TASK PROMPT:
Check every line for the word "由人民法院裁定" and give the number of lines where it occurs, nothing else.
─── GIVEN INFORMATION ───
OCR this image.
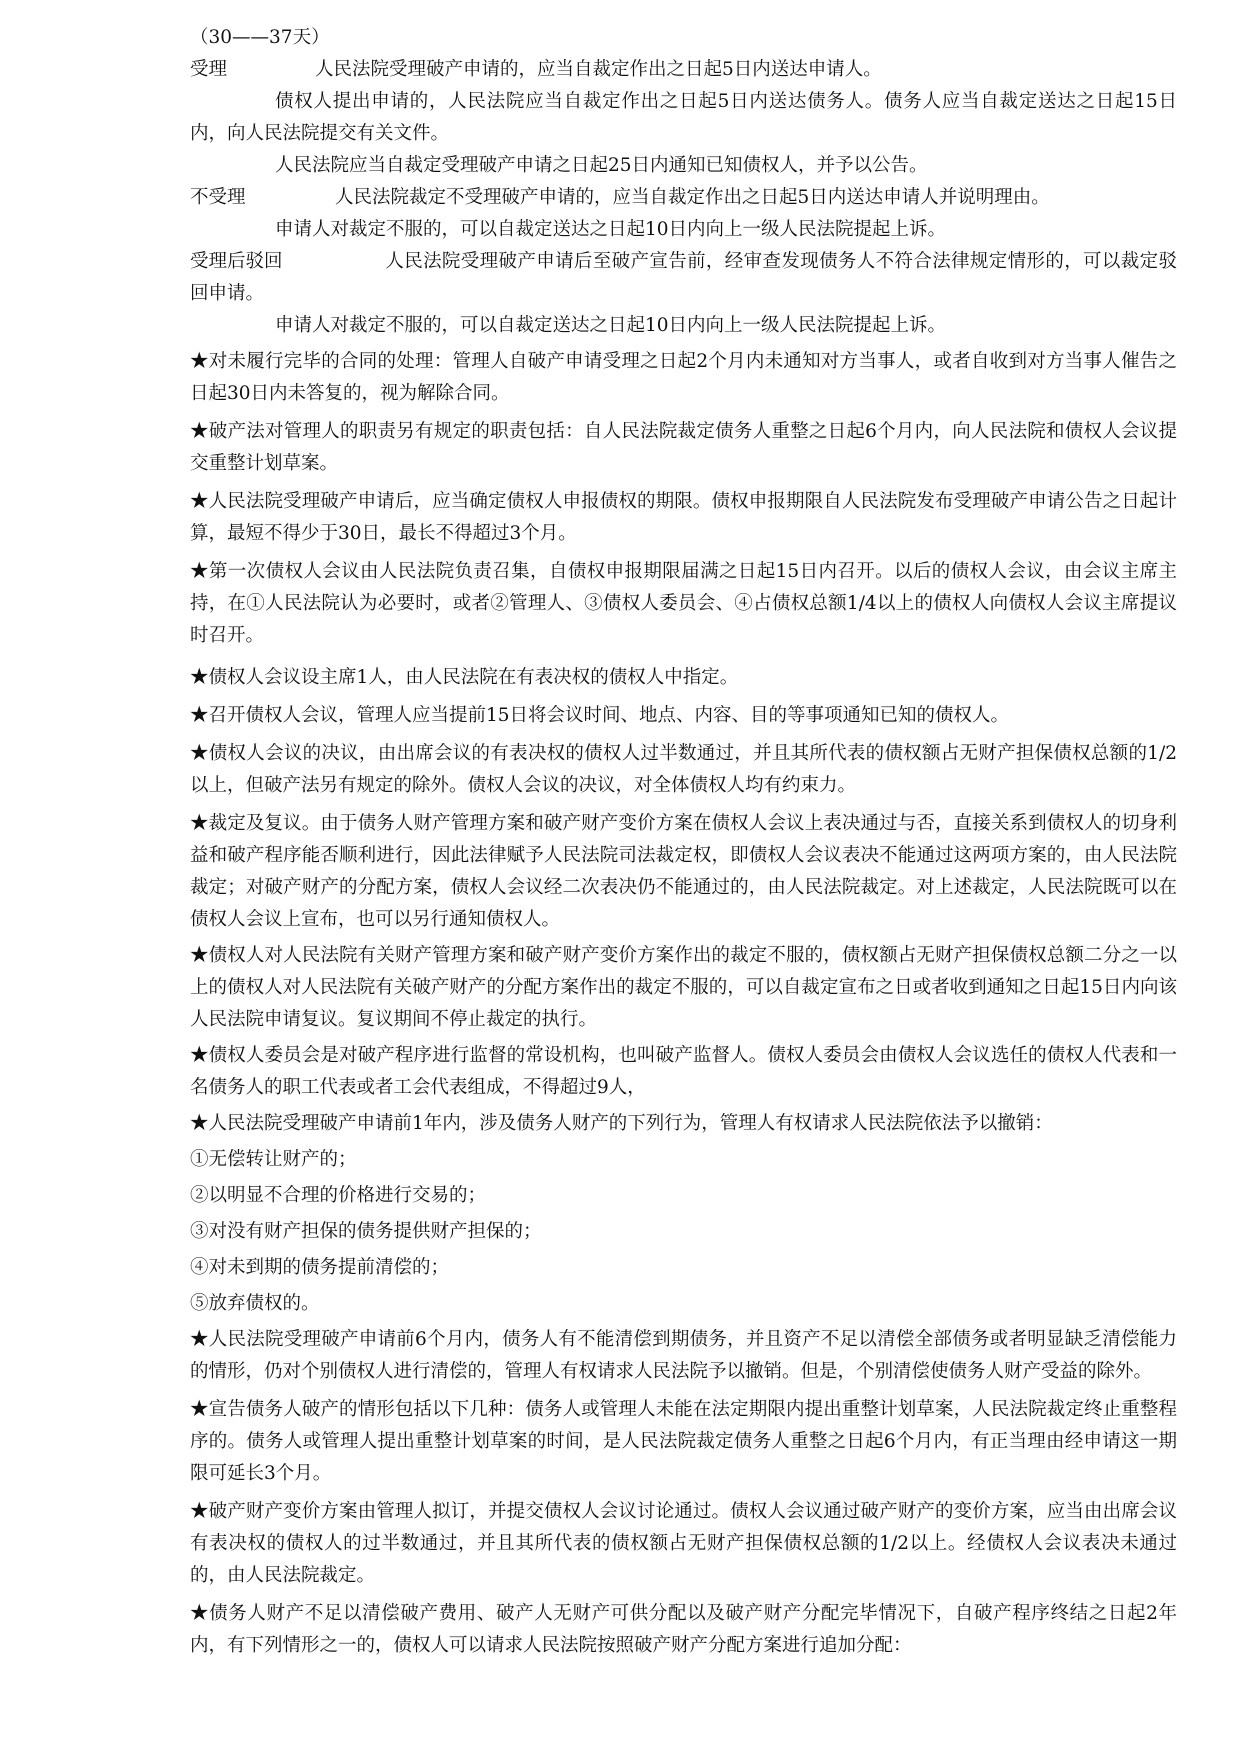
（30——37天）
受理	人民法院受理破产申请的，应当自裁定作出之日起5日内送达申请人。
债权人提出申请的，人民法院应当自裁定作出之日起5日内送达债务人。债务人应当自裁定送达之日起15日内，向人民法院提交有关文件。
人民法院应当自裁定受理破产申请之日起25日内通知已知债权人，并予以公告。
不受理	人民法院裁定不受理破产申请的，应当自裁定作出之日起5日内送达申请人并说明理由。
申请人对裁定不服的，可以自裁定送达之日起10日内向上一级人民法院提起上诉。
受理后驳回	人民法院受理破产申请后至破产宣告前，经审查发现债务人不符合法律规定情形的，可以裁定驳回申请。
申请人对裁定不服的，可以自裁定送达之日起10日内向上一级人民法院提起上诉。
★对未履行完毕的合同的处理：管理人自破产申请受理之日起2个月内未通知对方当事人，或者自收到对方当事人催告之日起30日内未答复的，视为解除合同。
★破产法对管理人的职责另有规定的职责包括：自人民法院裁定债务人重整之日起6个月内，向人民法院和债权人会议提交重整计划草案。
★人民法院受理破产申请后，应当确定债权人申报债权的期限。债权申报期限自人民法院发布受理破产申请公告之日起计算，最短不得少于30日，最长不得超过3个月。
★第一次债权人会议由人民法院负责召集，自债权申报期限届满之日起15日内召开。以后的债权人会议，由会议主席主持，在①人民法院认为必要时，或者②管理人、③债权人委员会、④占债权总额1/4以上的债权人向债权人会议主席提议时召开。
★债权人会议设主席1人，由人民法院在有表决权的债权人中指定。
★召开债权人会议，管理人应当提前15日将会议时间、地点、内容、目的等事项通知已知的债权人。
★债权人会议的决议，由出席会议的有表决权的债权人过半数通过，并且其所代表的债权额占无财产担保债权总额的1/2以上，但破产法另有规定的除外。债权人会议的决议，对全体债权人均有约束力。
★裁定及复议。由于债务人财产管理方案和破产财产变价方案在债权人会议上表决通过与否，直接关系到债权人的切身利益和破产程序能否顺利进行，因此法律赋予人民法院司法裁定权，即债权人会议表决不能通过这两项方案的，由人民法院裁定；对破产财产的分配方案，债权人会议经二次表决仍不能通过的，由人民法院裁定。对上述裁定，人民法院既可以在债权人会议上宣布，也可以另行通知债权人。
★债权人对人民法院有关财产管理方案和破产财产变价方案作出的裁定不服的，债权额占无财产担保债权总额二分之一以上的债权人对人民法院有关破产财产的分配方案作出的裁定不服的，可以自裁定宣布之日或者收到通知之日起15日内向该人民法院申请复议。复议期间不停止裁定的执行。
★债权人委员会是对破产程序进行监督的常设机构，也叫破产监督人。债权人委员会由债权人会议选任的债权人代表和一名债务人的职工代表或者工会代表组成，不得超过9人，
★人民法院受理破产申请前1年内，涉及债务人财产的下列行为，管理人有权请求人民法院依法予以撤销：
①无偿转让财产的；
②以明显不合理的价格进行交易的；
③对没有财产担保的债务提供财产担保的；
④对未到期的债务提前清偿的；
⑤放弃债权的。
★人民法院受理破产申请前6个月内，债务人有不能清偿到期债务，并且资产不足以清偿全部债务或者明显缺乏清偿能力的情形，仍对个别债权人进行清偿的，管理人有权请求人民法院予以撤销。但是，个别清偿使债务人财产受益的除外。
★宣告债务人破产的情形包括以下几种：债务人或管理人未能在法定期限内提出重整计划草案，人民法院裁定终止重整程序的。债务人或管理人提出重整计划草案的时间，是人民法院裁定债务人重整之日起6个月内，有正当理由经申请这一期限可延长3个月。
★破产财产变价方案由管理人拟订，并提交债权人会议讨论通过。债权人会议通过破产财产的变价方案，应当由出席会议有表决权的债权人的过半数通过，并且其所代表的债权额占无财产担保债权总额的1/2以上。经债权人会议表决未通过的，由人民法院裁定。
★债务人财产不足以清偿破产费用、破产人无财产可供分配以及破产财产分配完毕情况下，自破产程序终结之日起2年内，有下列情形之一的，债权人可以请求人民法院按照破产财产分配方案进行追加分配：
───
TASK RESULT:
2